EXERCISE REQUIREMENTS — Each line holding the word "JSON" counts once; give the total and nothing more.
>> Begin
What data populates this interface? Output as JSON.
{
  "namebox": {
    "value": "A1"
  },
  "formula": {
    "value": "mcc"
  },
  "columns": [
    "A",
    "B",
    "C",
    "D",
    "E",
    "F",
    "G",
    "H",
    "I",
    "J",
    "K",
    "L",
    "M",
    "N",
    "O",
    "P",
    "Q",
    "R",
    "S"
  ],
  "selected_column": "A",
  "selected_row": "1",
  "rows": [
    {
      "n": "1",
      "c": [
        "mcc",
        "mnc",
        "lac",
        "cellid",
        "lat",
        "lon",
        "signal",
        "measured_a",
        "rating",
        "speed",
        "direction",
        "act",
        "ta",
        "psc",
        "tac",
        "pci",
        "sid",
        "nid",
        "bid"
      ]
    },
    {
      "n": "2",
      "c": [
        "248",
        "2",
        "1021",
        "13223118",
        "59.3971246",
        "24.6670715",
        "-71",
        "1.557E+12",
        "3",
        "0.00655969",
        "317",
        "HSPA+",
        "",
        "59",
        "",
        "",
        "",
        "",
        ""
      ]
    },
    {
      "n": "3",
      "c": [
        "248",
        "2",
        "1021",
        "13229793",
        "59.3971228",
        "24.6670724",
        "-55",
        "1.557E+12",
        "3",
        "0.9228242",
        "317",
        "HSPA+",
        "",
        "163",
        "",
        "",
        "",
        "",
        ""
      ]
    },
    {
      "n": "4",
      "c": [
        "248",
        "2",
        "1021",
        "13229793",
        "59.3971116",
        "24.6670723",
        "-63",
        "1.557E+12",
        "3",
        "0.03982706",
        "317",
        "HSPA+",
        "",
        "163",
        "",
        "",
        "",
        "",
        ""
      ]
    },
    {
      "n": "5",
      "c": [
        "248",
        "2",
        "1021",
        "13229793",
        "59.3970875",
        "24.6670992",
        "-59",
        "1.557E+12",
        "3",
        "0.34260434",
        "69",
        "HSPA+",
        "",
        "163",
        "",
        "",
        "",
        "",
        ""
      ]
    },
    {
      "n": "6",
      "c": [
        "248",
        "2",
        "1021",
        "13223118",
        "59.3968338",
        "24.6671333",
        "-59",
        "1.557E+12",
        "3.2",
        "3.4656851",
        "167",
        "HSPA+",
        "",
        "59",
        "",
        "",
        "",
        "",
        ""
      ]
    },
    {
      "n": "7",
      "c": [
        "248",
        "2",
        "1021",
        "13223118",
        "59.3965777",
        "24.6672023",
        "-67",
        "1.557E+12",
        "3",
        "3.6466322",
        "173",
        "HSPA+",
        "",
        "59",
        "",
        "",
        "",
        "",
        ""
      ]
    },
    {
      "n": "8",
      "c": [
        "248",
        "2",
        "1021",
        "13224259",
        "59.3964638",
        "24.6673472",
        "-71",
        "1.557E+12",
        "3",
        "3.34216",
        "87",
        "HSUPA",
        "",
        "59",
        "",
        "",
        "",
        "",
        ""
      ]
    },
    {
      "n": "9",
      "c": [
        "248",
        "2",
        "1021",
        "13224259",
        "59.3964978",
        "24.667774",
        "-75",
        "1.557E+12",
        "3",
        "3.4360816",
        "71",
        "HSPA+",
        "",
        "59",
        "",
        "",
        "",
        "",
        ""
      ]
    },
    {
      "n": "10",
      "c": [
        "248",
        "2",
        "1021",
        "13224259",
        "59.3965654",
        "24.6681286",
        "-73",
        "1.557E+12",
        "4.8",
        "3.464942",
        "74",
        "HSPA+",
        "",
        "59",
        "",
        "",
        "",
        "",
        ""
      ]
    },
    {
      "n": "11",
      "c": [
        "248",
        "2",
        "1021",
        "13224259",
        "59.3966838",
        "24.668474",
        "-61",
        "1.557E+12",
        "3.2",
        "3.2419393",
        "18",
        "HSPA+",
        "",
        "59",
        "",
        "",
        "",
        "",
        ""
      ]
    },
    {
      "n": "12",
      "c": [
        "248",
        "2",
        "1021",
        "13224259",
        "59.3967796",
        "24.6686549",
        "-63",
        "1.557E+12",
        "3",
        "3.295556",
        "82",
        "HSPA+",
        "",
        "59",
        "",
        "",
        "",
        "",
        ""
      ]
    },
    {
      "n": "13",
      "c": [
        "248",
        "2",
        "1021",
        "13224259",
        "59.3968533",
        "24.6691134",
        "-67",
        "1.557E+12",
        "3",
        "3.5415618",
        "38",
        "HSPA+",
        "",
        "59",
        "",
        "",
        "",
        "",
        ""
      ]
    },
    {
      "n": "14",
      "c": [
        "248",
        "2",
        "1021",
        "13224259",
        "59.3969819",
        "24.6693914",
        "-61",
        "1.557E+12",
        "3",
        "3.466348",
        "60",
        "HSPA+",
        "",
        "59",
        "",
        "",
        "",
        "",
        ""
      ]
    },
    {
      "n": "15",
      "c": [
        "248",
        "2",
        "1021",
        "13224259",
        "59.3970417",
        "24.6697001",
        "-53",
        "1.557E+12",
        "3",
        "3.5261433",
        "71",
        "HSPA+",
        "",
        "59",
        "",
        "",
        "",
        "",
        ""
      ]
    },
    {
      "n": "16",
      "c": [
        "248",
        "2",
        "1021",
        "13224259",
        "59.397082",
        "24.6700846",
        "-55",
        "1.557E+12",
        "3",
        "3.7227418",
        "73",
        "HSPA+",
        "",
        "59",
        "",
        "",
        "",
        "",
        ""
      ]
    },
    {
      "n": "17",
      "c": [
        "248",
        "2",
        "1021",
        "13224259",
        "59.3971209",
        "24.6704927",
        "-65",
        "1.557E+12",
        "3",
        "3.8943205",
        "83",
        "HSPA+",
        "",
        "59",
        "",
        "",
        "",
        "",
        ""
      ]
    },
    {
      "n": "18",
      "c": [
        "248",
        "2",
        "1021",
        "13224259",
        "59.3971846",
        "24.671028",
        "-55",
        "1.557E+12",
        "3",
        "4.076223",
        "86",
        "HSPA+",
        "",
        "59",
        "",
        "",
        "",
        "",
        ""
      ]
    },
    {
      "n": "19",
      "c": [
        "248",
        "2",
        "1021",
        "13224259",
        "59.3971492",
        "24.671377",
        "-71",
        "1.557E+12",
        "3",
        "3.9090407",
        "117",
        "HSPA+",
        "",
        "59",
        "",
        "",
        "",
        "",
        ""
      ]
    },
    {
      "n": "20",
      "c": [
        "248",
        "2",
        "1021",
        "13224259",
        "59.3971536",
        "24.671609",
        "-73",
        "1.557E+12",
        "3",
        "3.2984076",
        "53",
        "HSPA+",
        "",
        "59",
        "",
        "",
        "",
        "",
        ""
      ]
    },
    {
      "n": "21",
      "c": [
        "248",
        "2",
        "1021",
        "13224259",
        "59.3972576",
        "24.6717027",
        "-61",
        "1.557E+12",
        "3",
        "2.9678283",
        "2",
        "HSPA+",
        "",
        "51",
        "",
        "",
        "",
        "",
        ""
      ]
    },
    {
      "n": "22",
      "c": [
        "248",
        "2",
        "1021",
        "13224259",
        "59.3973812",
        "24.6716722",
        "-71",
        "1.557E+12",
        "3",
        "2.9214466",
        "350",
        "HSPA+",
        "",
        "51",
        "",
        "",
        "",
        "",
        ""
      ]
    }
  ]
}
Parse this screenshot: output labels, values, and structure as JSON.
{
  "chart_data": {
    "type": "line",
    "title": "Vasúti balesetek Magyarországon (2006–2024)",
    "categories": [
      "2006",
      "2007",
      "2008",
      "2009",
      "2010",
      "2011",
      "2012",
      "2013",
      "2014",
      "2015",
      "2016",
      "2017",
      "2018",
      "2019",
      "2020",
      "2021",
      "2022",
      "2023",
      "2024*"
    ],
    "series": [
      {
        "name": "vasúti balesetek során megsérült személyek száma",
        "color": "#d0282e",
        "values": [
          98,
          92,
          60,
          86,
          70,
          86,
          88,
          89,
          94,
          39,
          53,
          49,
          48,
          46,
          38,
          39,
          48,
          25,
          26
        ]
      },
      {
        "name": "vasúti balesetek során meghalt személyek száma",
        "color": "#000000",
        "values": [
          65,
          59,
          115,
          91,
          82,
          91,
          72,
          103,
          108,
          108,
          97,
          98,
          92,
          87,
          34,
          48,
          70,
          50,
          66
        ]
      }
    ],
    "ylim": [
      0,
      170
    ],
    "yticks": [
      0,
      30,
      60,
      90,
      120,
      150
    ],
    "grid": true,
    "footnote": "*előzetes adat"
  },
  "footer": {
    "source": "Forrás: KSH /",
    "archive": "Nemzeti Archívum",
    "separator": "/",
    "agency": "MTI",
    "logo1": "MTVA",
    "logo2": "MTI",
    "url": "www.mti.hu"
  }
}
>> End
SOLUTION FOR THIS PROBLEM — 2